== Data to process
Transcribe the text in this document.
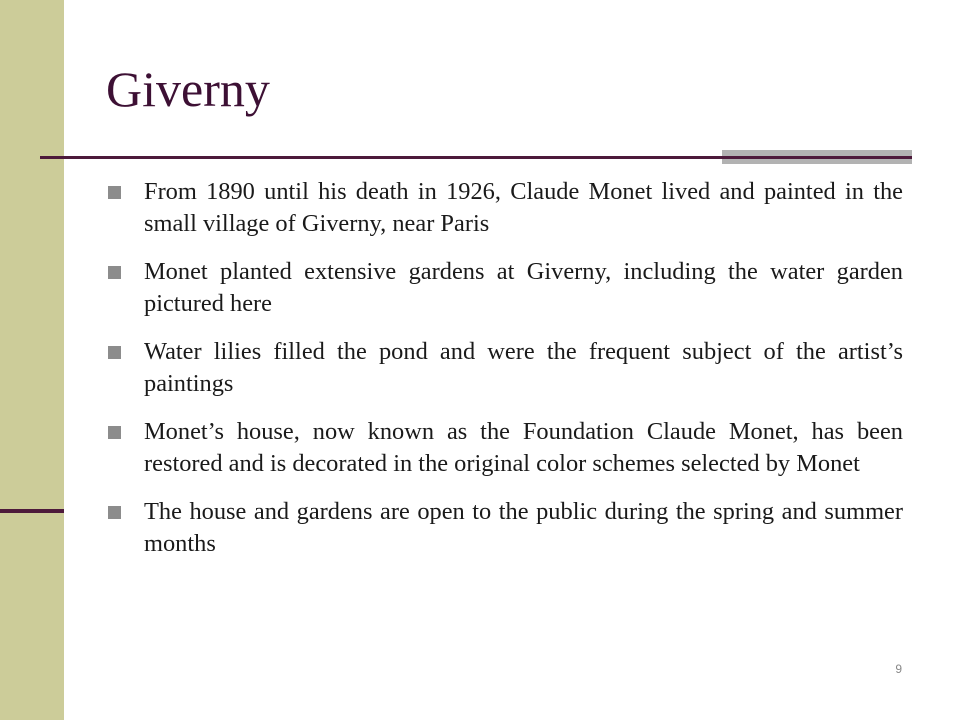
Giverny
From 1890 until his death in 1926, Claude Monet lived and painted in the small village of Giverny, near Paris
Monet planted extensive gardens at Giverny, including the water garden pictured here
Water lilies filled the pond and were the frequent subject of the artist’s paintings
Monet’s house, now known as the Foundation Claude Monet, has been restored and is decorated in the original color schemes selected by Monet
The house and gardens are open to the public during the spring and summer months
9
====
**Goal:** Reproduce all of the data exactly, omitting each picture it holds.

**Answer to the problem:**
Transcribe the text in this document.
Giverny
From 1890 until his death in 1926, Claude Monet lived and painted in the small village of Giverny, near Paris
Monet planted extensive gardens at Giverny, including the water garden pictured here
Water lilies filled the pond and were the frequent subject of the artist’s paintings
Monet’s house, now known as the Foundation Claude Monet, has been restored and is decorated in the original color schemes selected by Monet
The house and gardens are open to the public during the spring and summer months
9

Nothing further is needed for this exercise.